* [Your instructions]
Will you quote all of the entries, word for word?

═════ Record excerpts ═════

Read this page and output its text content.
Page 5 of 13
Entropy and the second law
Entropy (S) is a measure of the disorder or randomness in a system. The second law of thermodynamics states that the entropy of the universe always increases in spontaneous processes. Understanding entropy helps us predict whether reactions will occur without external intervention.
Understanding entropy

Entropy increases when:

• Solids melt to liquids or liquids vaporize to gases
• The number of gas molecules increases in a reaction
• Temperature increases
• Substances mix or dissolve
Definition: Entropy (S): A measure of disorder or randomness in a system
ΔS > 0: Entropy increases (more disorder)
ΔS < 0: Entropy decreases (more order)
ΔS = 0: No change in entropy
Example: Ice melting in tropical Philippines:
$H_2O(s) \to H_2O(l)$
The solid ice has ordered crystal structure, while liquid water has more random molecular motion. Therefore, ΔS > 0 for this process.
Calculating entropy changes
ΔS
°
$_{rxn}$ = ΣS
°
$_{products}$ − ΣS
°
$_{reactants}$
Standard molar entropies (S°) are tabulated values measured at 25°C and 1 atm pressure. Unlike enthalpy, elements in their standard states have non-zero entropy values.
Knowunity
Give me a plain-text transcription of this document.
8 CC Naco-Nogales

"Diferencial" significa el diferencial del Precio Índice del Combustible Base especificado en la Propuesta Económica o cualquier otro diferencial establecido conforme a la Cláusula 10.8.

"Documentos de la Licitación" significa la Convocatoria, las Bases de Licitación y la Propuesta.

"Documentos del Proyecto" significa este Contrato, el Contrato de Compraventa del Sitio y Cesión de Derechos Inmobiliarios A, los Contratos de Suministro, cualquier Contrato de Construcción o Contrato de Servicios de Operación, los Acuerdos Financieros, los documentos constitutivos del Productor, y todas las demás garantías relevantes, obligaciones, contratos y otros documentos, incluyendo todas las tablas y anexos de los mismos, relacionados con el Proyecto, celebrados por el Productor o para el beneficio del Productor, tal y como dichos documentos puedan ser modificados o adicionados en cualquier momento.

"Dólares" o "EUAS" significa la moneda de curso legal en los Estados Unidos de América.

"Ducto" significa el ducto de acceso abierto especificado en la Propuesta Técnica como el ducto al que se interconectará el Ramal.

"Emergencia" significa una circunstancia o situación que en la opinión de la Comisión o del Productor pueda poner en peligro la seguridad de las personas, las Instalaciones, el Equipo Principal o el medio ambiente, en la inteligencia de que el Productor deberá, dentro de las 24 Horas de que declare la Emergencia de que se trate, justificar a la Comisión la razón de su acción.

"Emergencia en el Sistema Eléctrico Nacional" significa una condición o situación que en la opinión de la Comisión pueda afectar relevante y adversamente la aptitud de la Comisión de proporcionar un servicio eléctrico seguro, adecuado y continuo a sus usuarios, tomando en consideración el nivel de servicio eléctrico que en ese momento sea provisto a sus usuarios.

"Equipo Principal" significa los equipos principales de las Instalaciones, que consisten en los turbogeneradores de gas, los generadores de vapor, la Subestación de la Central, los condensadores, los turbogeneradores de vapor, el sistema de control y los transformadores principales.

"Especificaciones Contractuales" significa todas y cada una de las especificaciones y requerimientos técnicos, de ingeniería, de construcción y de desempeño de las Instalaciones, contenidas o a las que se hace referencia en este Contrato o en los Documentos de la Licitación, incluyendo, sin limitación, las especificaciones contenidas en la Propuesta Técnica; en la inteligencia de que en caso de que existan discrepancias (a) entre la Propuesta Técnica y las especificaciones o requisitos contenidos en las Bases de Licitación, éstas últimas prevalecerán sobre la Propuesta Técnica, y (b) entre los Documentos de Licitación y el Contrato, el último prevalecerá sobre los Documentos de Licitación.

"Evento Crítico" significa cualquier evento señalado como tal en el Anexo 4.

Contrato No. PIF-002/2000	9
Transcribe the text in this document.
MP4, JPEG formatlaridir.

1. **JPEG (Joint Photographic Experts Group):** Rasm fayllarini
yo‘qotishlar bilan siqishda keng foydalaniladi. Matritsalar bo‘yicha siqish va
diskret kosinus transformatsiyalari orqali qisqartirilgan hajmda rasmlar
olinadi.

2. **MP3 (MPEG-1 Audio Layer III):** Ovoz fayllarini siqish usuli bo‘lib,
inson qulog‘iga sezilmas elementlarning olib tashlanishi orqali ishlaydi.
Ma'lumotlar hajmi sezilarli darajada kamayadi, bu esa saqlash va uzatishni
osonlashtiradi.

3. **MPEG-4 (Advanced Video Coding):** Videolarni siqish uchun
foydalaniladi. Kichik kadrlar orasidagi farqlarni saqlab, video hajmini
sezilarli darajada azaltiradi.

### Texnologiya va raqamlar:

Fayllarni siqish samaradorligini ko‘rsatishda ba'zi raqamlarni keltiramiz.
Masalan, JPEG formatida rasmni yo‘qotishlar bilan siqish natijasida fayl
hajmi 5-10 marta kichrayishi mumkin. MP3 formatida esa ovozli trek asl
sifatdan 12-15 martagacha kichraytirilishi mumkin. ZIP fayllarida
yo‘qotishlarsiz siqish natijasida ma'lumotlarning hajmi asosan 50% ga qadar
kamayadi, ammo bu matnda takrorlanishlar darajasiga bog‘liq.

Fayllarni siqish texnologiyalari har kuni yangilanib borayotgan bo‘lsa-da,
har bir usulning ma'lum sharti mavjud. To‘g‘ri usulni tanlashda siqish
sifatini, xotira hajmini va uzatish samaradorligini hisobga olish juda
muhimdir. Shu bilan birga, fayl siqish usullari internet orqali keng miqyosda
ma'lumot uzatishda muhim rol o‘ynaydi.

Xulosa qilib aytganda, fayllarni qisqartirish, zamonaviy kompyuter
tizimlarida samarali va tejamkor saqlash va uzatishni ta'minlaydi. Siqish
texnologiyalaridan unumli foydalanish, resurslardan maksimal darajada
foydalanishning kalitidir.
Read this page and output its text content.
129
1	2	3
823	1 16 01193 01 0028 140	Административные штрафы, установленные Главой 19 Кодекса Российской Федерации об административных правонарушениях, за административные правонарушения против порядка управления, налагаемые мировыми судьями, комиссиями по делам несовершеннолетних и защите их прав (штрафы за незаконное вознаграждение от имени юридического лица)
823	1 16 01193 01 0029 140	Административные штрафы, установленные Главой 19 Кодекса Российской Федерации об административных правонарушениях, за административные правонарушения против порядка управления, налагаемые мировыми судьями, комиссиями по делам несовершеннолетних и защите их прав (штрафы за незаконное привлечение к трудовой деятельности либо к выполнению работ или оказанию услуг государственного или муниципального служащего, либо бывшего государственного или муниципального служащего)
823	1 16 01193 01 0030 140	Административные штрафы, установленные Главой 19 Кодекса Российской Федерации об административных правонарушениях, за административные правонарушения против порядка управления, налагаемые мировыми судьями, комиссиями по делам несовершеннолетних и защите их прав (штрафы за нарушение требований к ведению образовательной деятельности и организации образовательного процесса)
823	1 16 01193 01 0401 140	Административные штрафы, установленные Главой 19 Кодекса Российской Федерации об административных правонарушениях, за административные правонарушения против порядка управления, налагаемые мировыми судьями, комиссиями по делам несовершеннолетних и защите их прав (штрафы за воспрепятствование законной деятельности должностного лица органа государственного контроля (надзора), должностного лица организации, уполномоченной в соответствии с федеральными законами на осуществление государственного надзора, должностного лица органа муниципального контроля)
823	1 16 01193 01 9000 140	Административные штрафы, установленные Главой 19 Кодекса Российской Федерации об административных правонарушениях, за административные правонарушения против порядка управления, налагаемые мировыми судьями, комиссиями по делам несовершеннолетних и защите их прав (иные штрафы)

═════

* [Written answer]
Read this page and output its text content.
Page 5 of 13
Entropy and the second law
Entropy (S) is a measure of the disorder or randomness in a system. The second law of thermodynamics states that the entropy of the universe always increases in spontaneous processes. Understanding entropy helps us predict whether reactions will occur without external intervention.
Understanding entropy

Entropy increases when:

• Solids melt to liquids or liquids vaporize to gases
• The number of gas molecules increases in a reaction
• Temperature increases
• Substances mix or dissolve
Definition: Entropy (S): A measure of disorder or randomness in a system
ΔS > 0: Entropy increases (more disorder)
ΔS < 0: Entropy decreases (more order)
ΔS = 0: No change in entropy
Example: Ice melting in tropical Philippines:
$H_2O(s) \to H_2O(l)$
The solid ice has ordered crystal structure, while liquid water has more random molecular motion. Therefore, ΔS > 0 for this process.
Calculating entropy changes
ΔS
°
$_{rxn}$ = ΣS
°
$_{products}$ − ΣS
°
$_{reactants}$
Standard molar entropies (S°) are tabulated values measured at 25°C and 1 atm pressure. Unlike enthalpy, elements in their standard states have non-zero entropy values.
Knowunity
Give me a plain-text transcription of this document.
8 CC Naco-Nogales

"Diferencial" significa el diferencial del Precio Índice del Combustible Base especificado en la Propuesta Económica o cualquier otro diferencial establecido conforme a la Cláusula 10.8.

"Documentos de la Licitación" significa la Convocatoria, las Bases de Licitación y la Propuesta.

"Documentos del Proyecto" significa este Contrato, el Contrato de Compraventa del Sitio y Cesión de Derechos Inmobiliarios A, los Contratos de Suministro, cualquier Contrato de Construcción o Contrato de Servicios de Operación, los Acuerdos Financieros, los documentos constitutivos del Productor, y todas las demás garantías relevantes, obligaciones, contratos y otros documentos, incluyendo todas las tablas y anexos de los mismos, relacionados con el Proyecto, celebrados por el Productor o para el beneficio del Productor, tal y como dichos documentos puedan ser modificados o adicionados en cualquier momento.

"Dólares" o "EUAS" significa la moneda de curso legal en los Estados Unidos de América.

"Ducto" significa el ducto de acceso abierto especificado en la Propuesta Técnica como el ducto al que se interconectará el Ramal.

"Emergencia" significa una circunstancia o situación que en la opinión de la Comisión o del Productor pueda poner en peligro la seguridad de las personas, las Instalaciones, el Equipo Principal o el medio ambiente, en la inteligencia de que el Productor deberá, dentro de las 24 Horas de que declare la Emergencia de que se trate, justificar a la Comisión la razón de su acción.

"Emergencia en el Sistema Eléctrico Nacional" significa una condición o situación que en la opinión de la Comisión pueda afectar relevante y adversamente la aptitud de la Comisión de proporcionar un servicio eléctrico seguro, adecuado y continuo a sus usuarios, tomando en consideración el nivel de servicio eléctrico que en ese momento sea provisto a sus usuarios.

"Equipo Principal" significa los equipos principales de las Instalaciones, que consisten en los turbogeneradores de gas, los generadores de vapor, la Subestación de la Central, los condensadores, los turbogeneradores de vapor, el sistema de control y los transformadores principales.

"Especificaciones Contractuales" significa todas y cada una de las especificaciones y requerimientos técnicos, de ingeniería, de construcción y de desempeño de las Instalaciones, contenidas o a las que se hace referencia en este Contrato o en los Documentos de la Licitación, incluyendo, sin limitación, las especificaciones contenidas en la Propuesta Técnica; en la inteligencia de que en caso de que existan discrepancias (a) entre la Propuesta Técnica y las especificaciones o requisitos contenidos en las Bases de Licitación, éstas últimas prevalecerán sobre la Propuesta Técnica, y (b) entre los Documentos de Licitación y el Contrato, el último prevalecerá sobre los Documentos de Licitación.

"Evento Crítico" significa cualquier evento señalado como tal en el Anexo 4.

Contrato No. PIF-002/2000	9
Transcribe the text in this document.
MP4, JPEG formatlaridir.

1. **JPEG (Joint Photographic Experts Group):** Rasm fayllarini
yo‘qotishlar bilan siqishda keng foydalaniladi. Matritsalar bo‘yicha siqish va
diskret kosinus transformatsiyalari orqali qisqartirilgan hajmda rasmlar
olinadi.

2. **MP3 (MPEG-1 Audio Layer III):** Ovoz fayllarini siqish usuli bo‘lib,
inson qulog‘iga sezilmas elementlarning olib tashlanishi orqali ishlaydi.
Ma'lumotlar hajmi sezilarli darajada kamayadi, bu esa saqlash va uzatishni
osonlashtiradi.

3. **MPEG-4 (Advanced Video Coding):** Videolarni siqish uchun
foydalaniladi. Kichik kadrlar orasidagi farqlarni saqlab, video hajmini
sezilarli darajada azaltiradi.

### Texnologiya va raqamlar:

Fayllarni siqish samaradorligini ko‘rsatishda ba'zi raqamlarni keltiramiz.
Masalan, JPEG formatida rasmni yo‘qotishlar bilan siqish natijasida fayl
hajmi 5-10 marta kichrayishi mumkin. MP3 formatida esa ovozli trek asl
sifatdan 12-15 martagacha kichraytirilishi mumkin. ZIP fayllarida
yo‘qotishlarsiz siqish natijasida ma'lumotlarning hajmi asosan 50% ga qadar
kamayadi, ammo bu matnda takrorlanishlar darajasiga bog‘liq.

Fayllarni siqish texnologiyalari har kuni yangilanib borayotgan bo‘lsa-da,
har bir usulning ma'lum sharti mavjud. To‘g‘ri usulni tanlashda siqish
sifatini, xotira hajmini va uzatish samaradorligini hisobga olish juda
muhimdir. Shu bilan birga, fayl siqish usullari internet orqali keng miqyosda
ma'lumot uzatishda muhim rol o‘ynaydi.

Xulosa qilib aytganda, fayllarni qisqartirish, zamonaviy kompyuter
tizimlarida samarali va tejamkor saqlash va uzatishni ta'minlaydi. Siqish
texnologiyalaridan unumli foydalanish, resurslardan maksimal darajada
foydalanishning kalitidir.
Read this page and output its text content.
129
1	2	3
823	1 16 01193 01 0028 140	Административные штрафы, установленные Главой 19 Кодекса Российской Федерации об административных правонарушениях, за административные правонарушения против порядка управления, налагаемые мировыми судьями, комиссиями по делам несовершеннолетних и защите их прав (штрафы за незаконное вознаграждение от имени юридического лица)
823	1 16 01193 01 0029 140	Административные штрафы, установленные Главой 19 Кодекса Российской Федерации об административных правонарушениях, за административные правонарушения против порядка управления, налагаемые мировыми судьями, комиссиями по делам несовершеннолетних и защите их прав (штрафы за незаконное привлечение к трудовой деятельности либо к выполнению работ или оказанию услуг государственного или муниципального служащего, либо бывшего государственного или муниципального служащего)
823	1 16 01193 01 0030 140	Административные штрафы, установленные Главой 19 Кодекса Российской Федерации об административных правонарушениях, за административные правонарушения против порядка управления, налагаемые мировыми судьями, комиссиями по делам несовершеннолетних и защите их прав (штрафы за нарушение требований к ведению образовательной деятельности и организации образовательного процесса)
823	1 16 01193 01 0401 140	Административные штрафы, установленные Главой 19 Кодекса Российской Федерации об административных правонарушениях, за административные правонарушения против порядка управления, налагаемые мировыми судьями, комиссиями по делам несовершеннолетних и защите их прав (штрафы за воспрепятствование законной деятельности должностного лица органа государственного контроля (надзора), должностного лица организации, уполномоченной в соответствии с федеральными законами на осуществление государственного надзора, должностного лица органа муниципального контроля)
823	1 16 01193 01 9000 140	Административные штрафы, установленные Главой 19 Кодекса Российской Федерации об административных правонарушениях, за административные правонарушения против порядка управления, налагаемые мировыми судьями, комиссиями по делам несовершеннолетних и защите их прав (иные штрафы)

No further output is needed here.